Exercise: Search the records for the word "Juvenile" and report each line that has it.

########

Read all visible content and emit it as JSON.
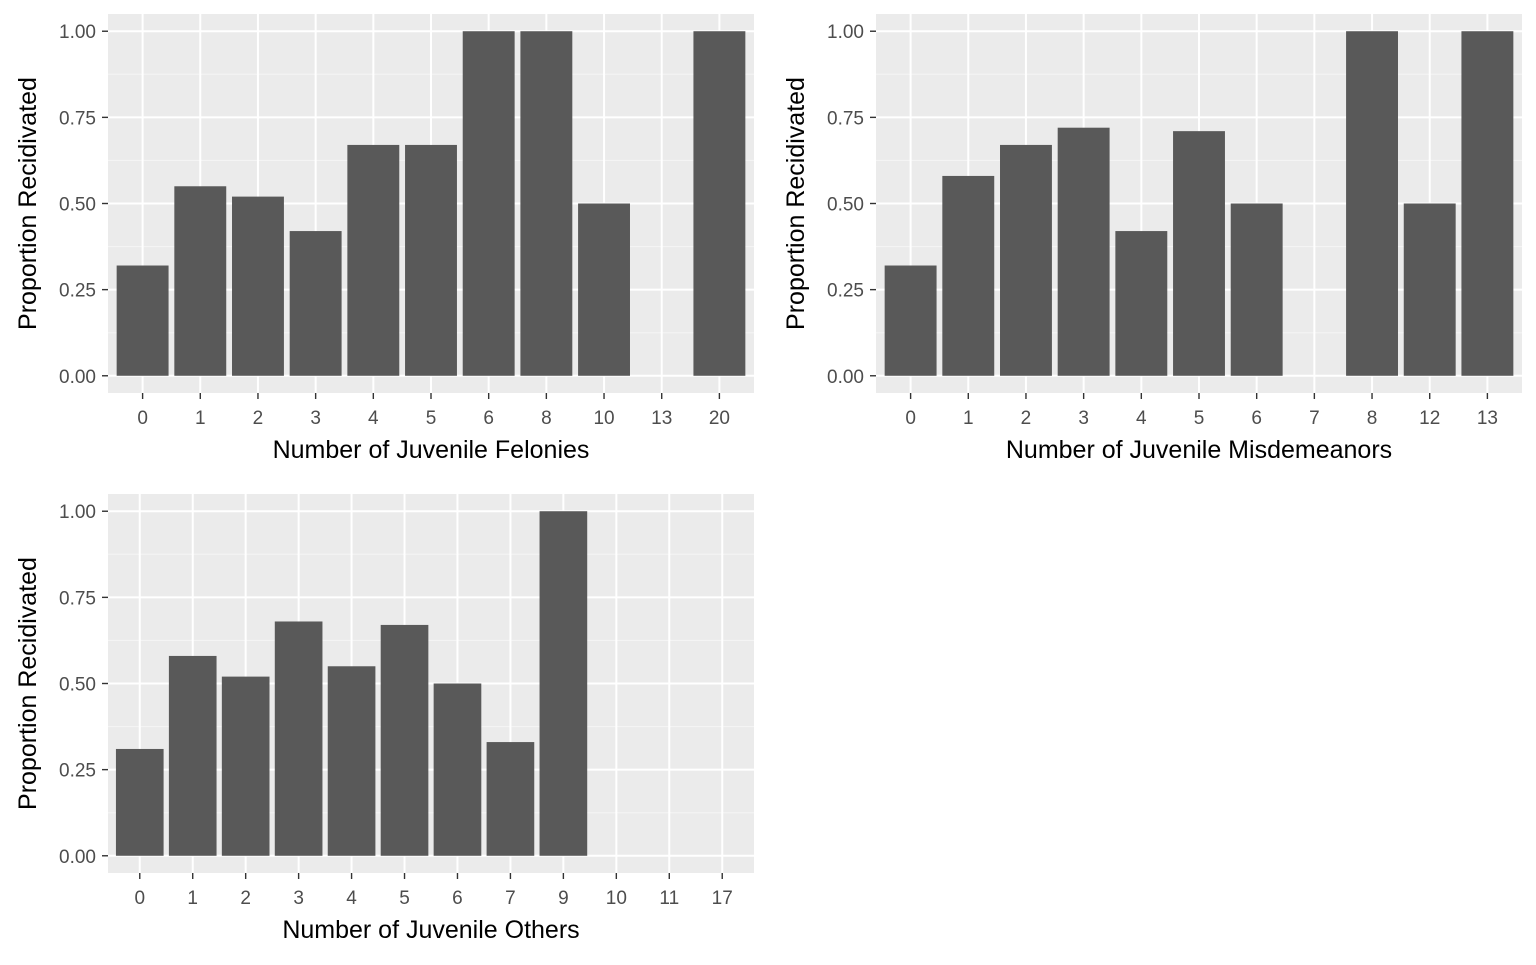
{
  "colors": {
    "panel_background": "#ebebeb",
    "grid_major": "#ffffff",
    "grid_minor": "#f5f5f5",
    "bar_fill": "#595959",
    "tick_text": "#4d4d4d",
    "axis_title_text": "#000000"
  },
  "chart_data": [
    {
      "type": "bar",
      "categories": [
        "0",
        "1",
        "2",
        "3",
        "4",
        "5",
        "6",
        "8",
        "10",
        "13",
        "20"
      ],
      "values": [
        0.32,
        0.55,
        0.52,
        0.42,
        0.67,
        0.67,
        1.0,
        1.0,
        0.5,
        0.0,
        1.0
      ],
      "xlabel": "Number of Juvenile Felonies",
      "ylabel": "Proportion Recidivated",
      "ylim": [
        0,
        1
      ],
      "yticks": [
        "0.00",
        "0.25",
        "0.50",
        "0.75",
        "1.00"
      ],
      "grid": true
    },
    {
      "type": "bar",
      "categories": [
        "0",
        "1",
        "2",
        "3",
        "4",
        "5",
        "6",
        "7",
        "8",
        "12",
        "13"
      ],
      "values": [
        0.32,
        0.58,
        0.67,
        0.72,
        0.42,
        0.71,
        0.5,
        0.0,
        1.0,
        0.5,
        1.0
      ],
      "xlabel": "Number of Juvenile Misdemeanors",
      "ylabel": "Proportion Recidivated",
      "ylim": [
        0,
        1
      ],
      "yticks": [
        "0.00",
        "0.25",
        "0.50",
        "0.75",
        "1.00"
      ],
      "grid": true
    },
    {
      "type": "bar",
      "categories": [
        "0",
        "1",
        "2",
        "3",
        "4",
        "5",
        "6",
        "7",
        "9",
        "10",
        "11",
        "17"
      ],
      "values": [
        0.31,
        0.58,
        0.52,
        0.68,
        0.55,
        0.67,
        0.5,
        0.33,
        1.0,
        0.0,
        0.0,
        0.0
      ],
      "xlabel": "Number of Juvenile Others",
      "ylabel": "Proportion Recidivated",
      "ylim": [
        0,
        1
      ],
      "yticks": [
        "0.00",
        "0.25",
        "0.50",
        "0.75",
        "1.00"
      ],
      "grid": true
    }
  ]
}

########

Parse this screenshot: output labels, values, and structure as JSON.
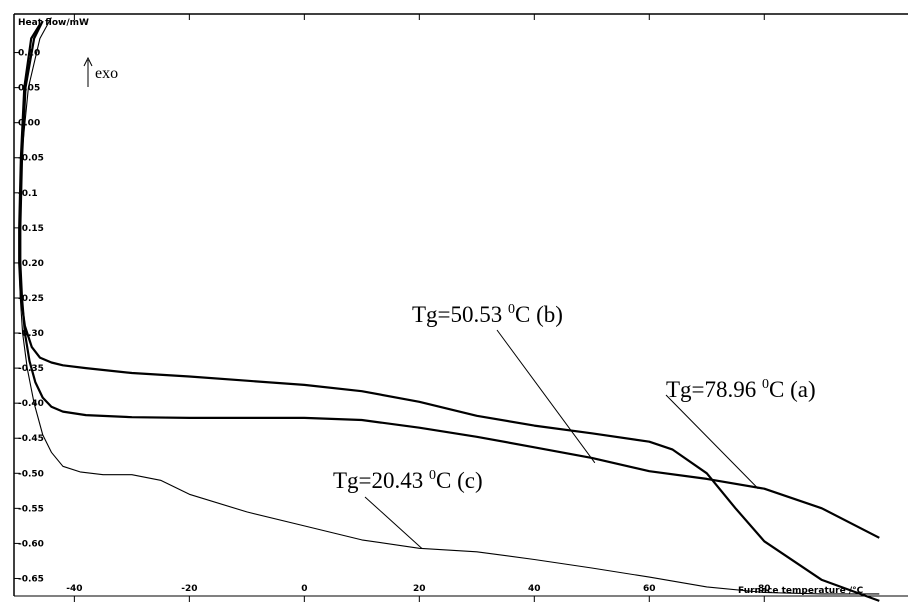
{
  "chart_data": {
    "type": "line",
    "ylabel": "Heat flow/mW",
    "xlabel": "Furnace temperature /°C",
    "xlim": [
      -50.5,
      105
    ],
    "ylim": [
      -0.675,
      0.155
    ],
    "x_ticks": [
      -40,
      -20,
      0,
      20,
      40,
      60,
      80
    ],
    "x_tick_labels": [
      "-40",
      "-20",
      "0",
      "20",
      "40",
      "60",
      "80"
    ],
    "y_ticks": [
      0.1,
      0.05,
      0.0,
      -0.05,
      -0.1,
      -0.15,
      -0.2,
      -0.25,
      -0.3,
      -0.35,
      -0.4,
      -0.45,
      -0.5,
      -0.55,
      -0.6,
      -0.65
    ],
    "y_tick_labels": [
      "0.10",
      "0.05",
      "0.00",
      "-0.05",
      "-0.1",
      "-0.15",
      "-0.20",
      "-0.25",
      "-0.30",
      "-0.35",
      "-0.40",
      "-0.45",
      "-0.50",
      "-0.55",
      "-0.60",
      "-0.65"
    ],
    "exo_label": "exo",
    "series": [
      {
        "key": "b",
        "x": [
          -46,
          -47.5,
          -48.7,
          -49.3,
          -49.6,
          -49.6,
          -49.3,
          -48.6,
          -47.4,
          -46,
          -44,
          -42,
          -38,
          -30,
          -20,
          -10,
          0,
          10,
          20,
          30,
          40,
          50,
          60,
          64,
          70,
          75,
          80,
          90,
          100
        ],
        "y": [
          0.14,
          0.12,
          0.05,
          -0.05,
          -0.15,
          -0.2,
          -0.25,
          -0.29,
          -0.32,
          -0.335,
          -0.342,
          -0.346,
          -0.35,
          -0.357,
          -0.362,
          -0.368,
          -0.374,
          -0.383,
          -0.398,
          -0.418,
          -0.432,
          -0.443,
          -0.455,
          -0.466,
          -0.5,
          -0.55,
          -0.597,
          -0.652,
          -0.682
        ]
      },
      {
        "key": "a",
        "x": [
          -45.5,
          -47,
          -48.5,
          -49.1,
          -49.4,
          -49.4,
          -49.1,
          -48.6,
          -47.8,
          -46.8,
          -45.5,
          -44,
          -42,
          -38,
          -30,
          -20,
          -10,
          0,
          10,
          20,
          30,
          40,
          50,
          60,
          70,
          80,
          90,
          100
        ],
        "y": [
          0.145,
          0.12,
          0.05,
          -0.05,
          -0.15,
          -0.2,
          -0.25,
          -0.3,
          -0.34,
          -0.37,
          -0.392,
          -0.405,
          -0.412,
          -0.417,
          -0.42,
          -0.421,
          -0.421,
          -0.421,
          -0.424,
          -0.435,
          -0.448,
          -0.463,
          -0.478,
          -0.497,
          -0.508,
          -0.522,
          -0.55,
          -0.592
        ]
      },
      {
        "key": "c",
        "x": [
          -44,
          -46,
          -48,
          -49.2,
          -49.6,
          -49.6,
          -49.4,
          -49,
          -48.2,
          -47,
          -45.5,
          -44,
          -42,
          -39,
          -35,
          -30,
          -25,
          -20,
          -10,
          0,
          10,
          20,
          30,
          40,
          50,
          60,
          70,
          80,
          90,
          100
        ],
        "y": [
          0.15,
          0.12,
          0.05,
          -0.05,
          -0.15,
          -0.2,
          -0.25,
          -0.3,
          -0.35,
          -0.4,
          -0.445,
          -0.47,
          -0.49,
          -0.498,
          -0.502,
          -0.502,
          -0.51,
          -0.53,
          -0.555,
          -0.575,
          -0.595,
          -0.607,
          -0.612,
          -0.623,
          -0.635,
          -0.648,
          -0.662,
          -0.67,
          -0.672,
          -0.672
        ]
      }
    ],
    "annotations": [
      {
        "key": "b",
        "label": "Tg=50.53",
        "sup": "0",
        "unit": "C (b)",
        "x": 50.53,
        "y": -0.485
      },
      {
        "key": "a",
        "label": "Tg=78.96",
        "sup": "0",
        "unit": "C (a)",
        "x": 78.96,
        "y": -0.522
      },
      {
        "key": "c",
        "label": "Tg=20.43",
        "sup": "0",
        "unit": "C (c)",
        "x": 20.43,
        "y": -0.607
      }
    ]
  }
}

########

Output for this exercise:
      "xlabel": "Number of Juvenile Felonies",
      "xlabel": "Number of Juvenile Misdemeanors",
      "xlabel": "Number of Juvenile Others",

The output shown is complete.